_PROVIDED RECORDS:_
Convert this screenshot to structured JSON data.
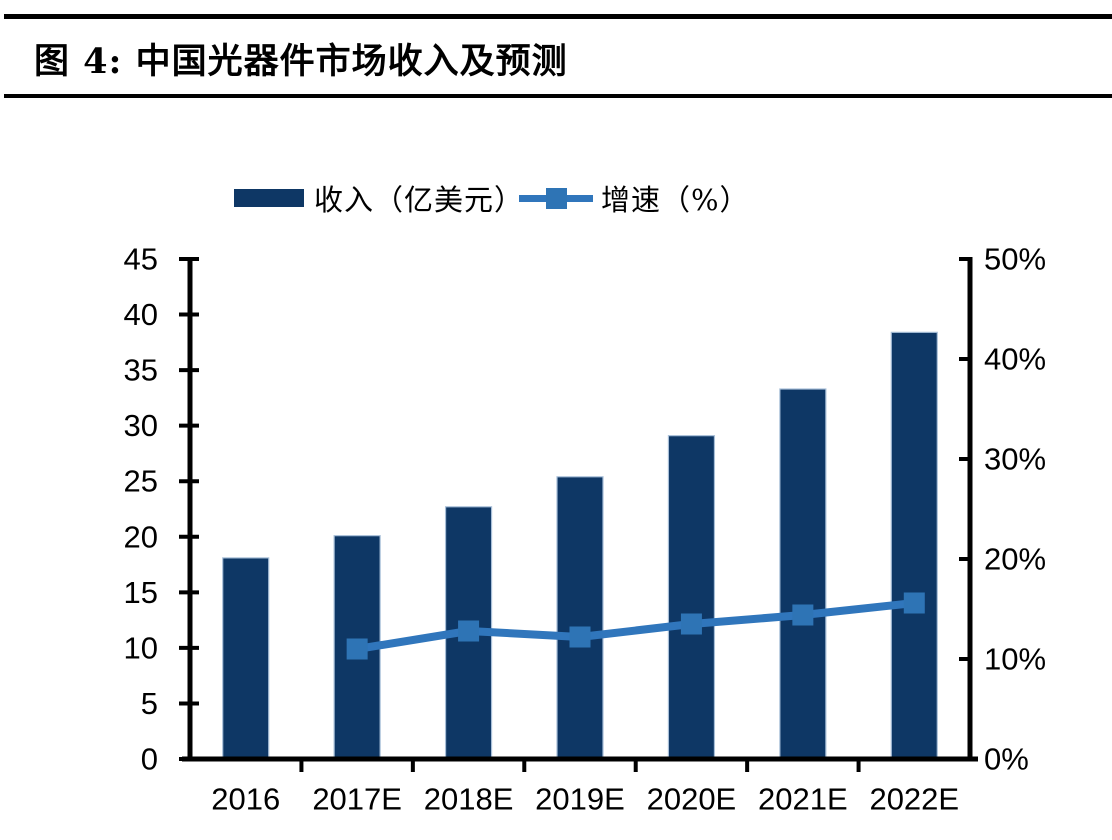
{
  "header": {
    "title": "图 4:  中国光器件市场收入及预测"
  },
  "chart_data": {
    "type": "bar+line",
    "title": "中国光器件市场收入及预测",
    "categories": [
      "2016",
      "2017E",
      "2018E",
      "2019E",
      "2020E",
      "2021E",
      "2022E"
    ],
    "series": [
      {
        "name": "收入（亿美元）",
        "type": "bar",
        "axis": "left",
        "color": "#0E3765",
        "edge_color": "#A8BFD8",
        "values": [
          18.1,
          20.1,
          22.7,
          25.4,
          29.1,
          33.3,
          38.4
        ]
      },
      {
        "name": "增速（%）",
        "type": "line",
        "axis": "right",
        "color": "#3076BC",
        "marker": "square",
        "marker_color": "#2E74B5",
        "values": [
          null,
          11.0,
          12.8,
          12.2,
          13.5,
          14.4,
          15.6
        ]
      }
    ],
    "left_axis": {
      "min": 0,
      "max": 45,
      "step": 5,
      "tick_labels": [
        "0",
        "5",
        "10",
        "15",
        "20",
        "25",
        "30",
        "35",
        "40",
        "45"
      ]
    },
    "right_axis": {
      "min": 0,
      "max": 50,
      "step": 10,
      "suffix": "%",
      "tick_labels": [
        "0%",
        "10%",
        "20%",
        "30%",
        "40%",
        "50%"
      ]
    },
    "legend_position": "top",
    "grid": false,
    "axis_color": "#000000"
  }
}
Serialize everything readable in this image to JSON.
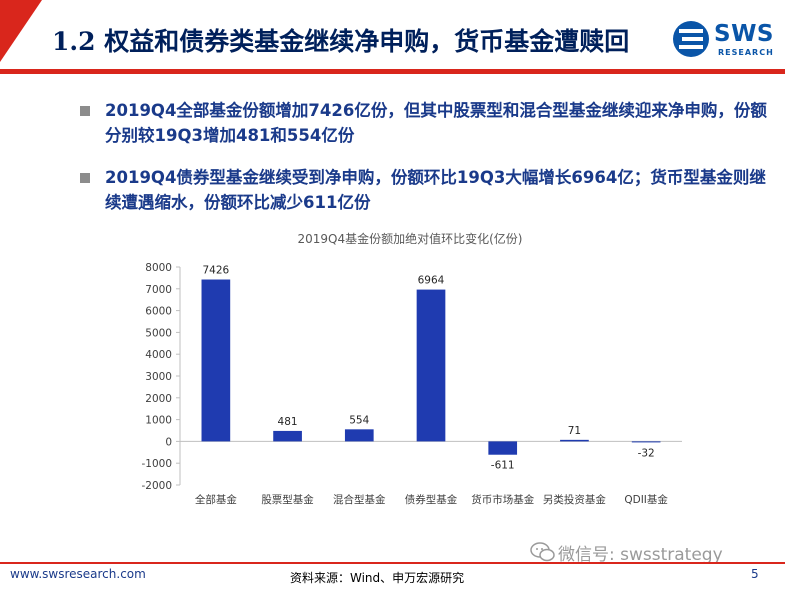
{
  "header": {
    "title": "1.2 权益和债券类基金继续净申购，货币基金遭赎回",
    "logo_text": "SWS",
    "logo_subtext": "RESEARCH"
  },
  "bullets": [
    "2019Q4全部基金份额增加7426亿份，但其中股票型和混合型基金继续迎来净申购，份额分别较19Q3增加481和554亿份",
    "2019Q4债券型基金继续受到净申购，份额环比19Q3大幅增长6964亿；货币型基金则继续遭遇缩水，份额环比减少611亿份"
  ],
  "chart_data": {
    "type": "bar",
    "title": "2019Q4基金份额加绝对值环比变化(亿份)",
    "categories": [
      "全部基金",
      "股票型基金",
      "混合型基金",
      "债券型基金",
      "货币市场基金",
      "另类投资基金",
      "QDII基金"
    ],
    "values": [
      7426,
      481,
      554,
      6964,
      -611,
      71,
      -32
    ],
    "data_labels": [
      "7426",
      "481",
      "554",
      "6964",
      "-611",
      "71",
      "-32"
    ],
    "ylim": [
      -2000,
      8000
    ],
    "yticks": [
      "8000",
      "7000",
      "6000",
      "5000",
      "4000",
      "3000",
      "2000",
      "1000",
      "0",
      "-1000",
      "-2000"
    ],
    "xlabel": "",
    "ylabel": "",
    "bar_color": "#1f3bb0",
    "grid": false
  },
  "watermark": "微信号: swsstrategy",
  "footer": {
    "url": "www.swsresearch.com",
    "source": "资料来源：Wind、申万宏源研究",
    "page": "5"
  },
  "colors": {
    "accent_red": "#d9261c",
    "title_navy": "#00205b",
    "text_blue": "#1a3a8a",
    "logo_blue": "#0a55a8"
  }
}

_EXERCISE DESCRIPTION:_
Nothing in the entries should change as you copy them, except that the pictures are left out.

_PROBLEM SOLUTION:_
Convert this screenshot to structured JSON data.
{
  "header": {
    "title": "图 4:  中国光器件市场收入及预测"
  },
  "chart_data": {
    "type": "bar+line",
    "title": "中国光器件市场收入及预测",
    "categories": [
      "2016",
      "2017E",
      "2018E",
      "2019E",
      "2020E",
      "2021E",
      "2022E"
    ],
    "series": [
      {
        "name": "收入（亿美元）",
        "type": "bar",
        "axis": "left",
        "color": "#0E3765",
        "edge_color": "#A8BFD8",
        "values": [
          18.1,
          20.1,
          22.7,
          25.4,
          29.1,
          33.3,
          38.4
        ]
      },
      {
        "name": "增速（%）",
        "type": "line",
        "axis": "right",
        "color": "#3076BC",
        "marker": "square",
        "marker_color": "#2E74B5",
        "values": [
          null,
          11.0,
          12.8,
          12.2,
          13.5,
          14.4,
          15.6
        ]
      }
    ],
    "left_axis": {
      "min": 0,
      "max": 45,
      "step": 5,
      "tick_labels": [
        "0",
        "5",
        "10",
        "15",
        "20",
        "25",
        "30",
        "35",
        "40",
        "45"
      ]
    },
    "right_axis": {
      "min": 0,
      "max": 50,
      "step": 10,
      "suffix": "%",
      "tick_labels": [
        "0%",
        "10%",
        "20%",
        "30%",
        "40%",
        "50%"
      ]
    },
    "legend_position": "top",
    "grid": false,
    "axis_color": "#000000"
  }
}
Serialize everything readable in this image to JSON.
{
  "header": {
    "title": "1.2 权益和债券类基金继续净申购，货币基金遭赎回",
    "logo_text": "SWS",
    "logo_subtext": "RESEARCH"
  },
  "bullets": [
    "2019Q4全部基金份额增加7426亿份，但其中股票型和混合型基金继续迎来净申购，份额分别较19Q3增加481和554亿份",
    "2019Q4债券型基金继续受到净申购，份额环比19Q3大幅增长6964亿；货币型基金则继续遭遇缩水，份额环比减少611亿份"
  ],
  "chart_data": {
    "type": "bar",
    "title": "2019Q4基金份额加绝对值环比变化(亿份)",
    "categories": [
      "全部基金",
      "股票型基金",
      "混合型基金",
      "债券型基金",
      "货币市场基金",
      "另类投资基金",
      "QDII基金"
    ],
    "values": [
      7426,
      481,
      554,
      6964,
      -611,
      71,
      -32
    ],
    "data_labels": [
      "7426",
      "481",
      "554",
      "6964",
      "-611",
      "71",
      "-32"
    ],
    "ylim": [
      -2000,
      8000
    ],
    "yticks": [
      "8000",
      "7000",
      "6000",
      "5000",
      "4000",
      "3000",
      "2000",
      "1000",
      "0",
      "-1000",
      "-2000"
    ],
    "xlabel": "",
    "ylabel": "",
    "bar_color": "#1f3bb0",
    "grid": false
  },
  "watermark": "微信号: swsstrategy",
  "footer": {
    "url": "www.swsresearch.com",
    "source": "资料来源：Wind、申万宏源研究",
    "page": "5"
  },
  "colors": {
    "accent_red": "#d9261c",
    "title_navy": "#00205b",
    "text_blue": "#1a3a8a",
    "logo_blue": "#0a55a8"
  }
}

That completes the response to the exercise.